═══ TEKST DO CZYTANIA ═══

„Jarosław Gowin próbuje zrobić z resortu rozwoju i technologii, z tak dużej liczby urzędników, jakąś kulę armatnią w konflikcie z PiS-em. Wczorajsze insynuacje dotyczące tego, że ruszyła fala zwolnień w naszym ministerstwie, są nieprawdziwe” - mówi w rozmowie z portalem wPolityce.pl Olga Semeniuk, wiceminister rozwoju i technologii, odpowiadając na zarzut Jarosława Gowina, że już ma być tworzona lista osób do zwolnienia z ministerstwa, którym niedawno kierował. „Słyszę, że pierwsza lista opiewa na 40-50 osób” - powiedział na antenie TVN24.
CZYTAJ TAKŻE:
„Nie zwolniliśmy ani jednej osoby”
Nie zwolniliśmy ani jednej osoby. Jest kilka pojedynczych osób, które same złożyły rezygnację ze stanowisk, na których funkcjonują, w tym również Dyrektor Generalny, ale to nie jest tak, że jakakolwiek lista jest tworzona, jeszcze z taka liczbą nazwisk
— zaznacza.

═══ POKAZANE DANE ═══

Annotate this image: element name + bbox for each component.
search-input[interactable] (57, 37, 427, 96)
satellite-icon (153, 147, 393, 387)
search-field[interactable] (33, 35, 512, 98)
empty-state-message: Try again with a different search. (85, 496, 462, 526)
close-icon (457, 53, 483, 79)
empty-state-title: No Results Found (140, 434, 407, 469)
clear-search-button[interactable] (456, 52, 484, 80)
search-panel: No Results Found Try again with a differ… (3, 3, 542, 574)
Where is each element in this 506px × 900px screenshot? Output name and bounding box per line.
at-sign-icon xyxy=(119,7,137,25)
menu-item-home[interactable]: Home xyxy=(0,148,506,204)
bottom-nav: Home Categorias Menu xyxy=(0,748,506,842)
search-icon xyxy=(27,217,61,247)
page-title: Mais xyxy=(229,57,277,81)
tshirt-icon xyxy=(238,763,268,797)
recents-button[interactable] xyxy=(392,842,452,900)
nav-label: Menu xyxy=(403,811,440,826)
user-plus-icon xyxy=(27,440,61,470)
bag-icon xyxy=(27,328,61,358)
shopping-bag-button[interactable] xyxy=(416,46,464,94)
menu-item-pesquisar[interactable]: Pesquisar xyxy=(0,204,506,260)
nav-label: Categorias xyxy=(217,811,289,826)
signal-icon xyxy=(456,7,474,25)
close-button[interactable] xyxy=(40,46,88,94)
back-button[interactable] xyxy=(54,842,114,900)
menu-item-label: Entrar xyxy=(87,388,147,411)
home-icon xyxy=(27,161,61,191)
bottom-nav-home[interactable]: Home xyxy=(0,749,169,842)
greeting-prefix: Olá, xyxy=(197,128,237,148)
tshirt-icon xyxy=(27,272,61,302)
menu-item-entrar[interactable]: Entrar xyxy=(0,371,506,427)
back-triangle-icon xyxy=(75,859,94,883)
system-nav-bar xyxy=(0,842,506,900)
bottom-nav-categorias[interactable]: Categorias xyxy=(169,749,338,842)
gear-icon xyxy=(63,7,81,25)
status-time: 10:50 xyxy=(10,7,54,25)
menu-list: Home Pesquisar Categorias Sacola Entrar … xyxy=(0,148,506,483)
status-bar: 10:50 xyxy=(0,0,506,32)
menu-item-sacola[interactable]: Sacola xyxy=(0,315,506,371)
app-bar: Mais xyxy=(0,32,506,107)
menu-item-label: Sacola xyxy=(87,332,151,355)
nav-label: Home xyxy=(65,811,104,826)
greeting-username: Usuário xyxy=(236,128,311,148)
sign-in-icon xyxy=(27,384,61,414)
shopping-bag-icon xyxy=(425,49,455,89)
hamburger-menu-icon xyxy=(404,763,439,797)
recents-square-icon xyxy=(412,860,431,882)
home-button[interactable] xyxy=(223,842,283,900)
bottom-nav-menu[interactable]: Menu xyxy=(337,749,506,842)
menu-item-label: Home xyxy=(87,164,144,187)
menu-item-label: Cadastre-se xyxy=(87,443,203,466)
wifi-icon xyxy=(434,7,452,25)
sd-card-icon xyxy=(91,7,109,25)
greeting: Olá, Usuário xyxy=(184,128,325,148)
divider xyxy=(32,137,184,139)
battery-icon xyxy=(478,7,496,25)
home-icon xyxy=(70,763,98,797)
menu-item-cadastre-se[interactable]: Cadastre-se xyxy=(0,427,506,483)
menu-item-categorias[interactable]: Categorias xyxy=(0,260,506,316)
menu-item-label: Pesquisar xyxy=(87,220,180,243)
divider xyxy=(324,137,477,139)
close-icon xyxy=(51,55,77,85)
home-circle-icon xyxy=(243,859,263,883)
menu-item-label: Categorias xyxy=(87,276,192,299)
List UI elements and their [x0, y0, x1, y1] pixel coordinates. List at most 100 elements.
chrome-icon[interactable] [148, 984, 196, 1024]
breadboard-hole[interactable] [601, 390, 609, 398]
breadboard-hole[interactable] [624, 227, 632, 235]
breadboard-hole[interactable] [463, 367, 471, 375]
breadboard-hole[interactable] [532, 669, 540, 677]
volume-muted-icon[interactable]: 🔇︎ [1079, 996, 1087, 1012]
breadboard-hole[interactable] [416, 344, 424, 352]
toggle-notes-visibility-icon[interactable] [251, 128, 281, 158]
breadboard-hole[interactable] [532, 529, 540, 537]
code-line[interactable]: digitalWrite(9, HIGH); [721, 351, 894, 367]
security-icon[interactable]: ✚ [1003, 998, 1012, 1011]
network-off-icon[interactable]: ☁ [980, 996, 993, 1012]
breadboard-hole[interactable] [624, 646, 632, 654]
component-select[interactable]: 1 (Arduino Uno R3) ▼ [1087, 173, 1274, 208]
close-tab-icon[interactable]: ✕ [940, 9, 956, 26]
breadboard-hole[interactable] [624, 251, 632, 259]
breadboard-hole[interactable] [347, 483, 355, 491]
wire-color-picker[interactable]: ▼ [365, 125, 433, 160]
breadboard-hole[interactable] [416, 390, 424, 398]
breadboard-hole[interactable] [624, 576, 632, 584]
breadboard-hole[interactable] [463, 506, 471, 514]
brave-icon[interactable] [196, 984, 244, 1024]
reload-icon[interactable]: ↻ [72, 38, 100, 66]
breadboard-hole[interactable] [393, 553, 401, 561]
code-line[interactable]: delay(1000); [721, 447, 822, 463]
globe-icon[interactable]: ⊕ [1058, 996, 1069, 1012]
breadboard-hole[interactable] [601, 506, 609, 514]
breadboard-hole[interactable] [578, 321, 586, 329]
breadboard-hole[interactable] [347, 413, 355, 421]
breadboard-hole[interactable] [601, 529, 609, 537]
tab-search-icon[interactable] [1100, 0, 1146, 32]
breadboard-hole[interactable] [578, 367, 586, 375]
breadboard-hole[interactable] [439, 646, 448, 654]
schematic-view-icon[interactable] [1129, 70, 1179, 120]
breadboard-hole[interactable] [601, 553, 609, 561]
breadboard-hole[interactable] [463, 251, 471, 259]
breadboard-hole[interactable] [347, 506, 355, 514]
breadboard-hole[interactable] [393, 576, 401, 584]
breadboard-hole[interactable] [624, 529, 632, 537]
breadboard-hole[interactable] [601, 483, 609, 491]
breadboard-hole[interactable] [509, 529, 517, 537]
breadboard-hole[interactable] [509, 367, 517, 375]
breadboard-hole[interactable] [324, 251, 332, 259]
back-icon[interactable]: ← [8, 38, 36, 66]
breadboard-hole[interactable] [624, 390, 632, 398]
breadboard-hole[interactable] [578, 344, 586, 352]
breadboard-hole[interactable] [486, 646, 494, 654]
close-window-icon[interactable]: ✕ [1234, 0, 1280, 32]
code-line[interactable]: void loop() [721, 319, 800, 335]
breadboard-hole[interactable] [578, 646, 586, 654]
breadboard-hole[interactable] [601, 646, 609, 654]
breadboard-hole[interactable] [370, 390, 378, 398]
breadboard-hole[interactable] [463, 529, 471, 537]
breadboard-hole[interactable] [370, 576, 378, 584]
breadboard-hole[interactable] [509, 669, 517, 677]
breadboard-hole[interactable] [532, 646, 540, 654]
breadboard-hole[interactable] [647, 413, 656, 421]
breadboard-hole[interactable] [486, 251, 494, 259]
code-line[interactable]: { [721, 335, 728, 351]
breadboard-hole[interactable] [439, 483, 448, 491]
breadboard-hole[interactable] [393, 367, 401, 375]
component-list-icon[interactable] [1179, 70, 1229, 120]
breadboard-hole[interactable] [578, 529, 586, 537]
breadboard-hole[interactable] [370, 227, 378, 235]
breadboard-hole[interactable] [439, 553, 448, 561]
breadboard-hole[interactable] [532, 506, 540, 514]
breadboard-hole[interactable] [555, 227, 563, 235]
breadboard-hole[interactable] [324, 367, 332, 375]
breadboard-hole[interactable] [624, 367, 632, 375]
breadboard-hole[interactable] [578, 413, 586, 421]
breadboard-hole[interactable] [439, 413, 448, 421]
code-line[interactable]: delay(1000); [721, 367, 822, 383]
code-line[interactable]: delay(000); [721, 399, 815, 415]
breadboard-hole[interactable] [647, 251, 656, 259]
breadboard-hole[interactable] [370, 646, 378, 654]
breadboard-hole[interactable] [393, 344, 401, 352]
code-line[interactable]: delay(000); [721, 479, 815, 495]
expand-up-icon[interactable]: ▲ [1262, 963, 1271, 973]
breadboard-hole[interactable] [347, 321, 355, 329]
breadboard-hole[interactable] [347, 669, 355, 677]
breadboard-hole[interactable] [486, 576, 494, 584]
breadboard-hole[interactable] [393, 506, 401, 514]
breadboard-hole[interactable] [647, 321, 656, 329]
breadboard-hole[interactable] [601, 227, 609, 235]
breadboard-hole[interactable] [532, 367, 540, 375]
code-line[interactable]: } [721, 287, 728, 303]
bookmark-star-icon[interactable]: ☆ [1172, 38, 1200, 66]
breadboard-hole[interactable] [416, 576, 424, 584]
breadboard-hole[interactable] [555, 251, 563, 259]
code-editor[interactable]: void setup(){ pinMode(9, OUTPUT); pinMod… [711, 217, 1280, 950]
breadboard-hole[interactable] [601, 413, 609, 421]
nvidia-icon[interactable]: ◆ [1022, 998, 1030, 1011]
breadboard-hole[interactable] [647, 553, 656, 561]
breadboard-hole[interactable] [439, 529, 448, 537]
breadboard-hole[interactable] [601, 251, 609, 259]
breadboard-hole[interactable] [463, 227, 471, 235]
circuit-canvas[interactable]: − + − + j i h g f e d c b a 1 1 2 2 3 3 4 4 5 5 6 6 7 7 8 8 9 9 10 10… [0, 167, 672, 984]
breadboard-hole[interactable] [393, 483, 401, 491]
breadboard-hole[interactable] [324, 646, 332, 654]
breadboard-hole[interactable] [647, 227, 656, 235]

═══

CZĘŚCI ĆWICZENIA:
A. Napisz krócej akapit tekstu zaczynający się od słów „Jarosław Gowin próbuje zrobić”. Zachowaj jego główne fakty.
B. Kogo na wysokim stanowisku tekst wymienia wśród osób, które same złożyły rezygnację?
Wiersze to osobny materiał, który nie łączy się z tekstem.

LISTA ODPOWIEDZI:
A. Olga Semeniuk, wiceminister rozwoju i technologii, mówi portalowi wPolityce.pl, że Jarosław Gowin robi z resortu i jego urzędników „kulę armatnią” w konflikcie z PiS-em. Według niej doniesienia o fali zwolnień w ministerstwie są nieprawdziwe. Odpowiada tak na słowa Gowina, który niedawno kierował tym ministerstwem. W TVN24 powiedział on, że powstaje lista osób do zwolnienia, a pierwsza ma obejmować 40–50 osób.

B. Dyrektora Generalnego.